_Source extract_:
Reputation: 4344
I have my own Azure WebApp and that has it's own Azure SQL Server instance. I've noticed that when I do my WebApp development on my local machine, that sometimes the connection to the SQL Server instance fails. I get this error 'The specified network name is no longer available'. If I continue through the Exception (or re-run the WebApp) and then refresh the webpage, it will connect just fine the next time. There isn't minutes between trying again either. It can take as little as a few seconds before it works again.
I have no clue why this happens. Sometimes it will work for an hour and then just stop working. I've done research online and the only stuff I've found is to have some sort of 'retry policy' in place. I'm not sure I need this since I have yet to see this happen in the production environment (knock on wood).
Could this be some sort of DNS issue? Anyone have suggestions on how to get past this? I can work through it but it is very annoying.
Upvotes: 2
Views: 1051
Reputation: 39807
The answer to this is going to be pretty broad, but welcome to the world of cloud computing where Transient Faults are bound to happen. You are right in what you need to do, but wrong in why you shouldn't do it. Just because you haven't seen them in production does not mean that they are not happening and/or going to happen. Basically, if this app needs to have any sort of stability requirements or more than a handful or people using it, then you really should 'Defensively Code' and bake this in up front.
What are Transient Faults?
Basically, they are faults that occur, may, from time to time due to things like packet loss, timeouts (either due to previously running queries or throttling), etc. A quote from the article linked below:
These are mainly network issues. If you perform an operation in Azure and sometimes it does not work however if you try after some time, it works well. This odd and non-predictable behavior is nothing but transient faults. When we talk about SQL Azure, transient faults are common. The article Azure SQL Database Resource Management - http://msdn.microsoft.com/library/azure/dn338083.aspx mentions the scenarios in which you may face transient fault of SQL Azure. I highly recommend you to go through the all this documents and related links. Very informative!! Now, very common transient error of SQL Azure is throttling.
Why do I have to worry about them now in the cloud?
Because most developers are used to developing with a SQL server on the same machine or at least on the same network. Response times and opportunities for packet loss are minimal due to the distance. Azure data centers are not in the same building as you, so the chance for Transient Errors increases.

_Supplied information_:
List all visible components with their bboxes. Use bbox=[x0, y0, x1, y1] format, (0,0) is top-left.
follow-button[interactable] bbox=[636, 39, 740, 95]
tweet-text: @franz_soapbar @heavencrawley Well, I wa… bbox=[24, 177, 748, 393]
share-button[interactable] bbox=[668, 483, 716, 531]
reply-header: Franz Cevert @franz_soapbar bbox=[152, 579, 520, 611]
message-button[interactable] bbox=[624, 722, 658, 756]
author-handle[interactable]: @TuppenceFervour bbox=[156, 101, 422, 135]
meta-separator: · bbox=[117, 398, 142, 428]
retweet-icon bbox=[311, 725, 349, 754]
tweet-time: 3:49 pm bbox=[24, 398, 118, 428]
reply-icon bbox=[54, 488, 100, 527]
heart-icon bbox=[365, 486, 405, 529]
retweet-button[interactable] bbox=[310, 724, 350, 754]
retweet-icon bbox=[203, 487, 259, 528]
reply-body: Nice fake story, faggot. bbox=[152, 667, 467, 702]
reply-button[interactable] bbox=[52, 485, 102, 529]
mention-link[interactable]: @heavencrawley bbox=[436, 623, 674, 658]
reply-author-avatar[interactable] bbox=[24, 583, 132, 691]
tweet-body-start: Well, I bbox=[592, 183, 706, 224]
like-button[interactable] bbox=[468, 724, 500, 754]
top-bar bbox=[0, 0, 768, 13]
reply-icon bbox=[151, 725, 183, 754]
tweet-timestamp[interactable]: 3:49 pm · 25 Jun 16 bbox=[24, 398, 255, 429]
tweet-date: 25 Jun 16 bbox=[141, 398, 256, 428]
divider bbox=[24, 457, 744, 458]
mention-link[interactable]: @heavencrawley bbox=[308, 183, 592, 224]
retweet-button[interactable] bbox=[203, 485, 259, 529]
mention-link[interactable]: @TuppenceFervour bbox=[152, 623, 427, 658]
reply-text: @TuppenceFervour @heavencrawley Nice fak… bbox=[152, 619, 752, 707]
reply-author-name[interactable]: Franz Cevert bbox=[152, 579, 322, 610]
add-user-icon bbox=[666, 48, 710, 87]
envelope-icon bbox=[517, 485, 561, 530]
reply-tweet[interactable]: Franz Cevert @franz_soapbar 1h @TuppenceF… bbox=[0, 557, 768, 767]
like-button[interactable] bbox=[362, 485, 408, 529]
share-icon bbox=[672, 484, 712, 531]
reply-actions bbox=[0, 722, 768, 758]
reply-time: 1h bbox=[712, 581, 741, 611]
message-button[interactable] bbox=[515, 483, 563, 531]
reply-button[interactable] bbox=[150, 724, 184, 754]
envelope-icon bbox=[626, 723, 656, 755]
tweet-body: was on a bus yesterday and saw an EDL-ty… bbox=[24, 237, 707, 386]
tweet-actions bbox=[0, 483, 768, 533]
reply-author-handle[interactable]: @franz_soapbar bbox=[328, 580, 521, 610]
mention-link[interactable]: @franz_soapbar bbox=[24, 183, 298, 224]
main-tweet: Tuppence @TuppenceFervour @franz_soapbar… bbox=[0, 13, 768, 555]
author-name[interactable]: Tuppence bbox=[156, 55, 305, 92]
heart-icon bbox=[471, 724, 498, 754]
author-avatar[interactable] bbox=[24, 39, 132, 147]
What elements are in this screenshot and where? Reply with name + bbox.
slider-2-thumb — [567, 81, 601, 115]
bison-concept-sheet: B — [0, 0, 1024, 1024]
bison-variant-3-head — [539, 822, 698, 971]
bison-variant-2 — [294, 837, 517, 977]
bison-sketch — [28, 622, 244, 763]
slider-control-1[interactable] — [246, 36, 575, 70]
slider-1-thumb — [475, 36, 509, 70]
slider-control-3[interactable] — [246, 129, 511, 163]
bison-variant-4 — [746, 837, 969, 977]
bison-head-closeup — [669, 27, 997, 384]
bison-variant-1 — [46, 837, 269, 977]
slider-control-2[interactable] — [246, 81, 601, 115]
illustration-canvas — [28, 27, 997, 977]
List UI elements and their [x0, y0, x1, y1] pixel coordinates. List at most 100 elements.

--

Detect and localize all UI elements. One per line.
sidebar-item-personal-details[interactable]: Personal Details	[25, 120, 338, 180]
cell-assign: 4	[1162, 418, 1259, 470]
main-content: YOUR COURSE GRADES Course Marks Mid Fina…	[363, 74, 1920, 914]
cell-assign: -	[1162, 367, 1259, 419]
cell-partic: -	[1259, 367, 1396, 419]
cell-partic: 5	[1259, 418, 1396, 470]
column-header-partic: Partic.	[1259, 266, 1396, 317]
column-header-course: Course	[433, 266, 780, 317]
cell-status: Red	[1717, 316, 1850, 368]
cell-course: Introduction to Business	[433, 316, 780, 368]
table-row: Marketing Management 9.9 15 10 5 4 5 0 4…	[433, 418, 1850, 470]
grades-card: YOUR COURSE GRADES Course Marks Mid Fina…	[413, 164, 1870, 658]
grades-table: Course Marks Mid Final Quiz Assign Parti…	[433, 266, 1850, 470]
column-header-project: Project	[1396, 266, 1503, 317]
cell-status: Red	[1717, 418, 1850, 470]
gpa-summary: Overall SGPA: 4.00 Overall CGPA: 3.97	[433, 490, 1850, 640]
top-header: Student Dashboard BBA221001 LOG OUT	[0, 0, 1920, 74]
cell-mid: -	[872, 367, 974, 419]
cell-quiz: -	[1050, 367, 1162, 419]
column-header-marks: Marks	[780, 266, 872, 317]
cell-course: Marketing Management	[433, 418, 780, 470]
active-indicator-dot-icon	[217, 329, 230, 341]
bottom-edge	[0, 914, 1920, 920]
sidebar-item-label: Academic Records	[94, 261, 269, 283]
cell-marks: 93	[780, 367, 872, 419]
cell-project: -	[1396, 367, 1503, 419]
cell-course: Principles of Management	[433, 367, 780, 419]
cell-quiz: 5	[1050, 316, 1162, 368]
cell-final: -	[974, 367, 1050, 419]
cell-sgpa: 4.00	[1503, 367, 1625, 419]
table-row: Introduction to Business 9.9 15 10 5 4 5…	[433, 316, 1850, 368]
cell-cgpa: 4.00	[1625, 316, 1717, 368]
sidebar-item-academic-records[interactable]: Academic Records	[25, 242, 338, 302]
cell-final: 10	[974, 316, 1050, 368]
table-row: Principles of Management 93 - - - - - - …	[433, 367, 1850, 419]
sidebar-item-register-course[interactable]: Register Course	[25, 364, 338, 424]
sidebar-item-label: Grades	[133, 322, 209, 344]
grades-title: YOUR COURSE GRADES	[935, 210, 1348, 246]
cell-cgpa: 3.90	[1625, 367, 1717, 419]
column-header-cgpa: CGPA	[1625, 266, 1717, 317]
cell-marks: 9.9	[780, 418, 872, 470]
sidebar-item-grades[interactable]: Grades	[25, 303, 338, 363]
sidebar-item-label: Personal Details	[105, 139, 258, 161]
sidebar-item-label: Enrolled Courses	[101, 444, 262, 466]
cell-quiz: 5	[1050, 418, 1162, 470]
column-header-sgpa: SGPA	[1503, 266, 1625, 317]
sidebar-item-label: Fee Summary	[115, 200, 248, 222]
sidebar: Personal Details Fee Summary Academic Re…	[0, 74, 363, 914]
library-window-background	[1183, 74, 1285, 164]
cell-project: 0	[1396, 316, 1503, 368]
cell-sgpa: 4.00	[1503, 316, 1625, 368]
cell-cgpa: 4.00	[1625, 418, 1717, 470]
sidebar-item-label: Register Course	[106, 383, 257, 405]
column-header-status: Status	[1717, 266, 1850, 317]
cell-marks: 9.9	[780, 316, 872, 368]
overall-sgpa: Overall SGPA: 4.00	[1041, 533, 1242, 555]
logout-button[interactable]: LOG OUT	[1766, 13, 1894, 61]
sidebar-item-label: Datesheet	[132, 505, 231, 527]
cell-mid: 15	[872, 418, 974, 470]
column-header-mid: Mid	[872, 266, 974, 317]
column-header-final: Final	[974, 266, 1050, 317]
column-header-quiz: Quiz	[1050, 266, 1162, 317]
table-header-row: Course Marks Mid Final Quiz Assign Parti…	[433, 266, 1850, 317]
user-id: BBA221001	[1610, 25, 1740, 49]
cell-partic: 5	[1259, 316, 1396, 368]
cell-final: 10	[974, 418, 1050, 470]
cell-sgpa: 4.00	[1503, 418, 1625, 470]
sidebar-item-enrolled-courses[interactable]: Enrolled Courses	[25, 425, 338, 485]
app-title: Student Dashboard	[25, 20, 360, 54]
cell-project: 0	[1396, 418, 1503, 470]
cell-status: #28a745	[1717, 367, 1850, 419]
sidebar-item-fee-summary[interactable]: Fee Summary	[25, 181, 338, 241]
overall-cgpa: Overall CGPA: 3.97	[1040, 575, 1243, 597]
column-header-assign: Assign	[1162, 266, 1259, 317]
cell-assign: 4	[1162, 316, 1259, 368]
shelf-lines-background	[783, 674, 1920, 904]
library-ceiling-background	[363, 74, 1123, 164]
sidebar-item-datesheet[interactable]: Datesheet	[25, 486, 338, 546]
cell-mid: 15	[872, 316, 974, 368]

_Things to do_:
• a. Reproduce a passage from the forum thread about Azure SQL connection failures word for word. Begin at the words "I have no clue" and stop after "is very annoying.".
• b. Rewrite a span of the entries, beginning at the line that has "Detect and localize" and stopping after the line that has "367, 1396, 419]". Replace "cell-assign" with "grade-assign", keep everything else the same, and give only those lines.
The forum thread and the entries have nothing to do with each other.

_Worked answers_:
• a.
I have no clue why this happens. Sometimes it will work for an hour and then just stop working. I've done research online and the only stuff I've found is to have some sort of 'retry policy' in place. I'm not sure I need this since I have yet to see this happen in the production environment (knock on wood).
Could this be some sort of DNS issue? Anyone have suggestions on how to get past this? I can work through it but it is very annoying.

• b.
Detect and localize all UI elements. One per line.
sidebar-item-personal-details[interactable]: Personal Details	[25, 120, 338, 180]
grade-assign: 4	[1162, 418, 1259, 470]
main-content: YOUR COURSE GRADES Course Marks Mid Fina…	[363, 74, 1920, 914]
grade-assign: -	[1162, 367, 1259, 419]
cell-partic: -	[1259, 367, 1396, 419]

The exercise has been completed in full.